**PROVIDED RECORDS:**
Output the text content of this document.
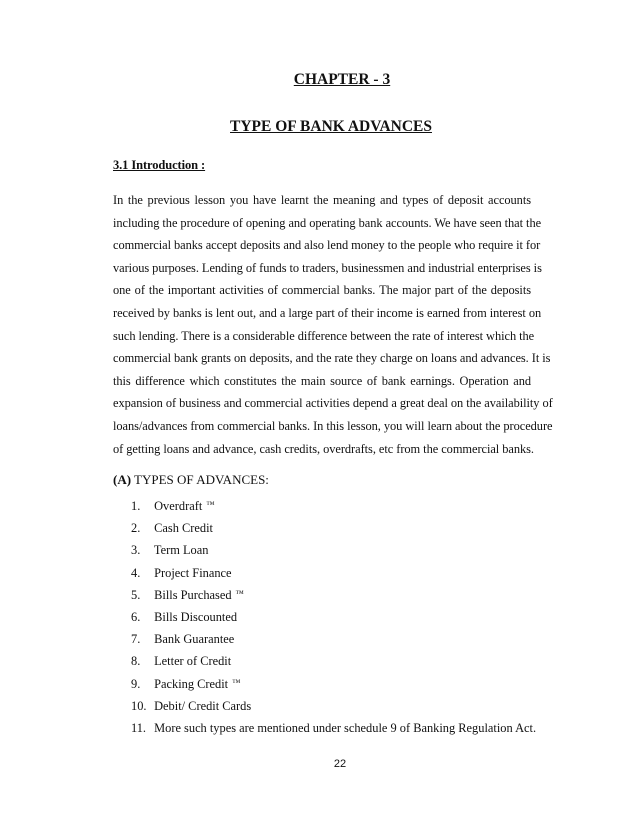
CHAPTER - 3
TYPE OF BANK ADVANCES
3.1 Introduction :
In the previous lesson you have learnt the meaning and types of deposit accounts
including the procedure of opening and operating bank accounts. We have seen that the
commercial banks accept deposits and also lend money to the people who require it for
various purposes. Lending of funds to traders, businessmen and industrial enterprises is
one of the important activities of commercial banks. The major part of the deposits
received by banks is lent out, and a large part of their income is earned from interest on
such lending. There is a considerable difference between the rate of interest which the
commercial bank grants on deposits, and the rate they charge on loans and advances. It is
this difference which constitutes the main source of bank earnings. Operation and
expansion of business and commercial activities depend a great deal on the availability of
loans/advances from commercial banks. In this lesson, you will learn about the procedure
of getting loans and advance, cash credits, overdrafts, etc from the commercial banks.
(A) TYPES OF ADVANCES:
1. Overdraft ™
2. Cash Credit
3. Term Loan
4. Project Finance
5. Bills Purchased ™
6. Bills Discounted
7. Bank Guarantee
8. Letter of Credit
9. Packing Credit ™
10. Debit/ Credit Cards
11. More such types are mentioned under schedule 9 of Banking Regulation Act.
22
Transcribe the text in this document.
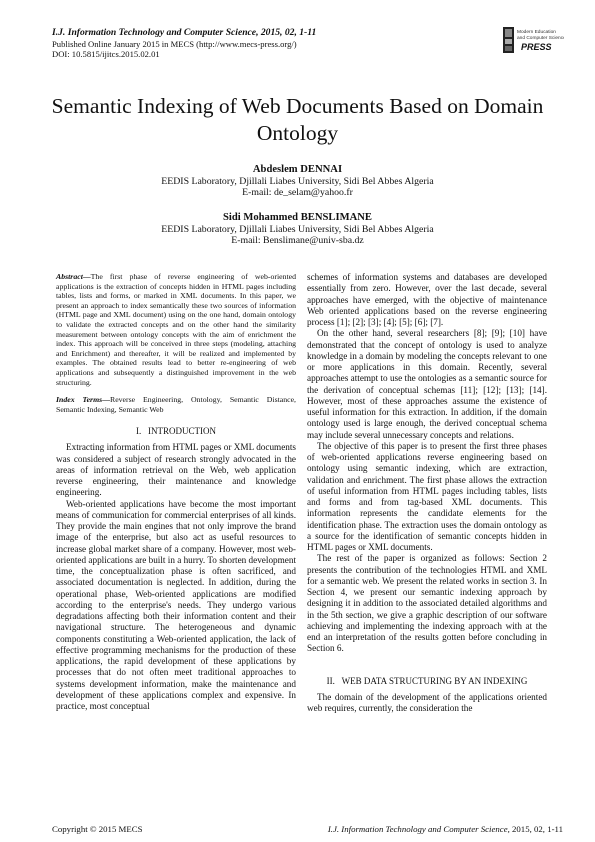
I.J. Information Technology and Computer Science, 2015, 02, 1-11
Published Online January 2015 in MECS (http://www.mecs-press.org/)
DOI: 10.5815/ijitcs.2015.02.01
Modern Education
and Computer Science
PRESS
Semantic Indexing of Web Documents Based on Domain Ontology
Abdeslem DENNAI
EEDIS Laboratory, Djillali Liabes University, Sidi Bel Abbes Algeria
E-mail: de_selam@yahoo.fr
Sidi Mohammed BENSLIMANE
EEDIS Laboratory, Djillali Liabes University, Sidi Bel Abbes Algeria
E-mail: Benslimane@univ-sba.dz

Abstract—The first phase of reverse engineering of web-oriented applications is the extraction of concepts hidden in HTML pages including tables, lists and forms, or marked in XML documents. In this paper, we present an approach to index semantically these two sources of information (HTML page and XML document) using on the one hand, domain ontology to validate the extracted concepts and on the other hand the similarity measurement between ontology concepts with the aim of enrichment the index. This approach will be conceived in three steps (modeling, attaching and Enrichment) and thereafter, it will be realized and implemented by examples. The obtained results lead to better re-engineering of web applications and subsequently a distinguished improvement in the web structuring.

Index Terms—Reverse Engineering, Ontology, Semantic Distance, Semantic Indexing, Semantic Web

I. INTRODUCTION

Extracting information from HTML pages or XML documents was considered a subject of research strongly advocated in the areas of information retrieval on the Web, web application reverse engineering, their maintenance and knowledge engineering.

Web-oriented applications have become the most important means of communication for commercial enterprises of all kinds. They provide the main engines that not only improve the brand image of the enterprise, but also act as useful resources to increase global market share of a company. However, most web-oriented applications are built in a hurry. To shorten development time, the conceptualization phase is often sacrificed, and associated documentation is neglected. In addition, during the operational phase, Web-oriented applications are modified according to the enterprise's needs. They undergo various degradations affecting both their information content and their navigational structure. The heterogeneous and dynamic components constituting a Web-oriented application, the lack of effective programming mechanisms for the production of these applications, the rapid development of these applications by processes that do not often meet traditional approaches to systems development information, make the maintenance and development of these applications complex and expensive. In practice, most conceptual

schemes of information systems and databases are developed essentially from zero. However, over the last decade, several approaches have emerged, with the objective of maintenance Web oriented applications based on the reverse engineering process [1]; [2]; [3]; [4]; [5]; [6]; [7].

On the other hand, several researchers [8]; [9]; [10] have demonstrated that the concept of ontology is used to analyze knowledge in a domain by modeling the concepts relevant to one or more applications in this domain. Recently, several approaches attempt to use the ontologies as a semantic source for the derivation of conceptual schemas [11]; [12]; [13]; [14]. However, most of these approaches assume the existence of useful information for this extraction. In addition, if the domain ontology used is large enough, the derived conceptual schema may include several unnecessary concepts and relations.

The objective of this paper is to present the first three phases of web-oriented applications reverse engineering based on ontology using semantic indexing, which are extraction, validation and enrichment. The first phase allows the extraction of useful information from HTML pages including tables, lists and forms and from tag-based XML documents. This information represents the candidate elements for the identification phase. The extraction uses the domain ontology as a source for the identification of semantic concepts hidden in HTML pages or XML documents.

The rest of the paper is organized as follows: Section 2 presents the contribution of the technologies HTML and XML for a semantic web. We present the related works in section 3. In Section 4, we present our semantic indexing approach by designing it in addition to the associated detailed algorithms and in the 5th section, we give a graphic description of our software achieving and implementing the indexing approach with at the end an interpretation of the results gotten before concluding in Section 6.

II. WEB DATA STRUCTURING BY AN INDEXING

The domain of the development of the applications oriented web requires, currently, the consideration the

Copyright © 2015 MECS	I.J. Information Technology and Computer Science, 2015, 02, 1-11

--

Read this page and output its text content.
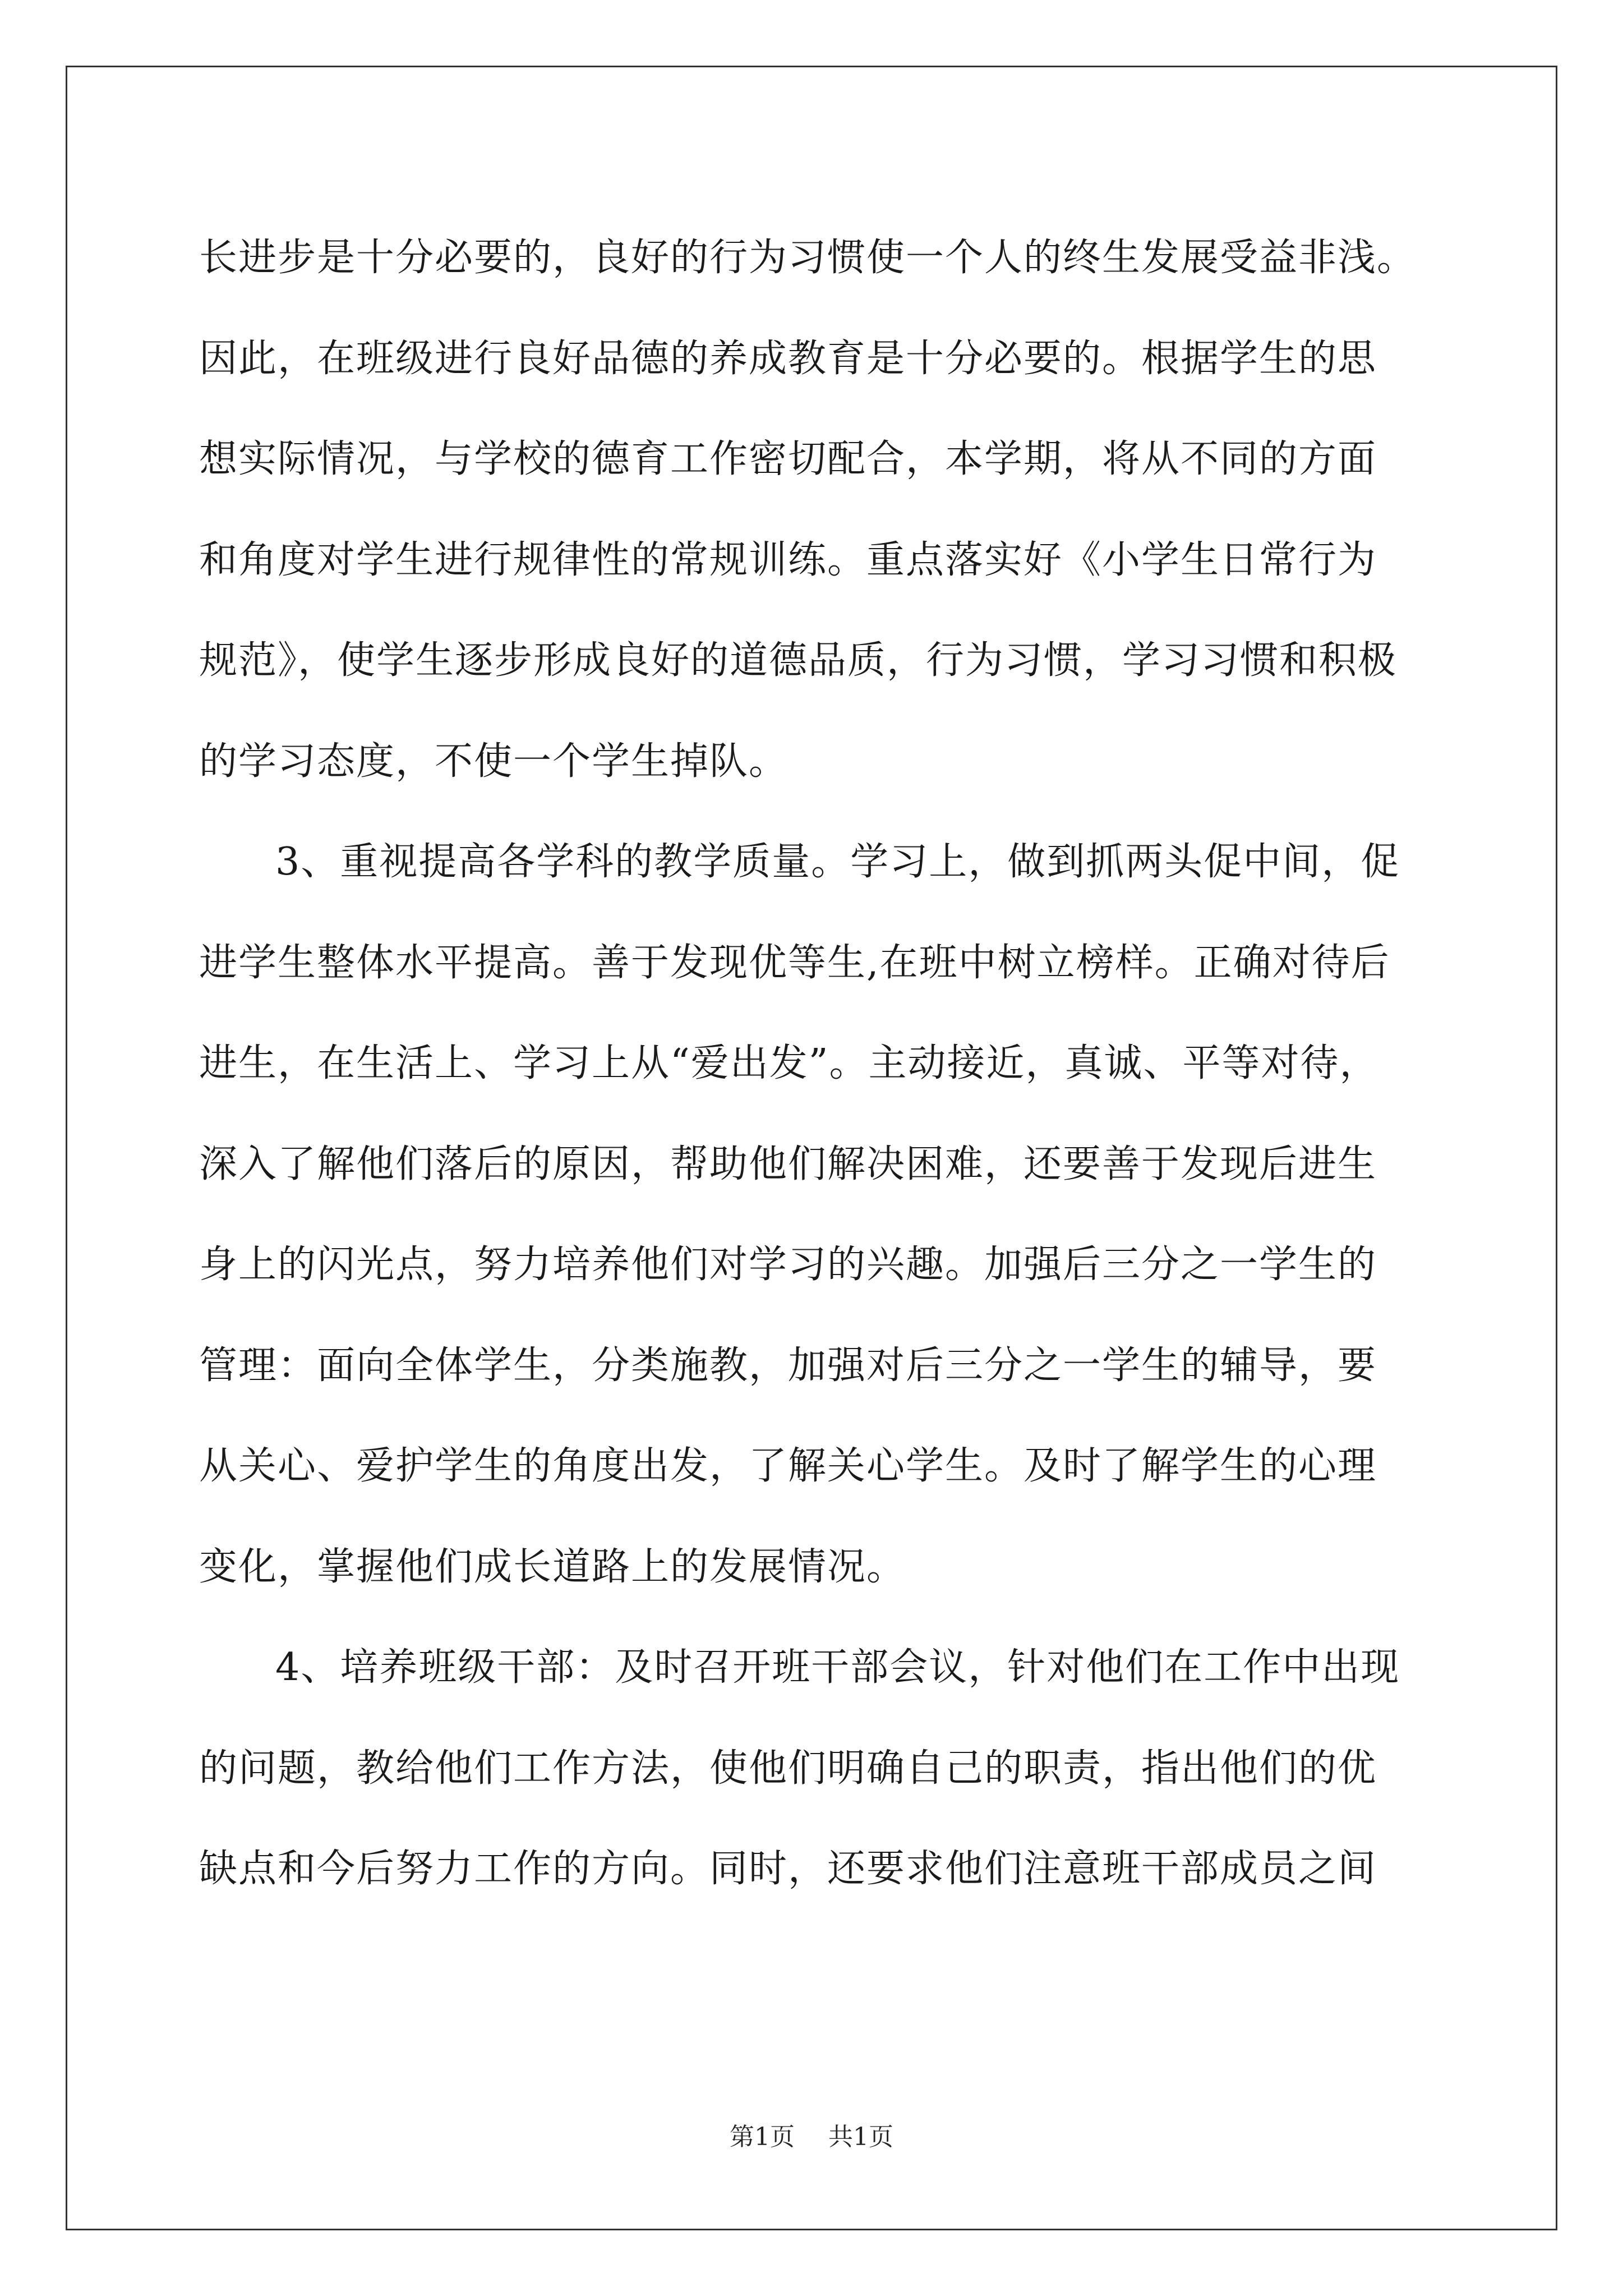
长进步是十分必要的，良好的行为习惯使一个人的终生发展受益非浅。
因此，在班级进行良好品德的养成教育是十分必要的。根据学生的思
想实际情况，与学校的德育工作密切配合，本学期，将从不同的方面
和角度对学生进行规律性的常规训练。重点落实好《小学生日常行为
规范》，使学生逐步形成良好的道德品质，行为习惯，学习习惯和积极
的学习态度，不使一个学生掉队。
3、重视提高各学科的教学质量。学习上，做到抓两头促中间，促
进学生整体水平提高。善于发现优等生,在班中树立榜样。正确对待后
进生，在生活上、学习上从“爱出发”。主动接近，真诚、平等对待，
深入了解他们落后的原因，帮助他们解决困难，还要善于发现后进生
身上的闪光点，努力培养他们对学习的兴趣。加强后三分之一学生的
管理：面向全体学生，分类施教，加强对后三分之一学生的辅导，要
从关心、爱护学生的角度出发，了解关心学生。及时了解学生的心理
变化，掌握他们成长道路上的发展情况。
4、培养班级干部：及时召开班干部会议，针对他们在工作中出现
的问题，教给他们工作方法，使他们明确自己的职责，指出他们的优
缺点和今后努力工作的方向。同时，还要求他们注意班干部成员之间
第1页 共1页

**WHAT YOU SHOULD DO:** Among the lines of the records above, count those holding the string "such", and report only the number.

**RESPONSE BELOW:** 2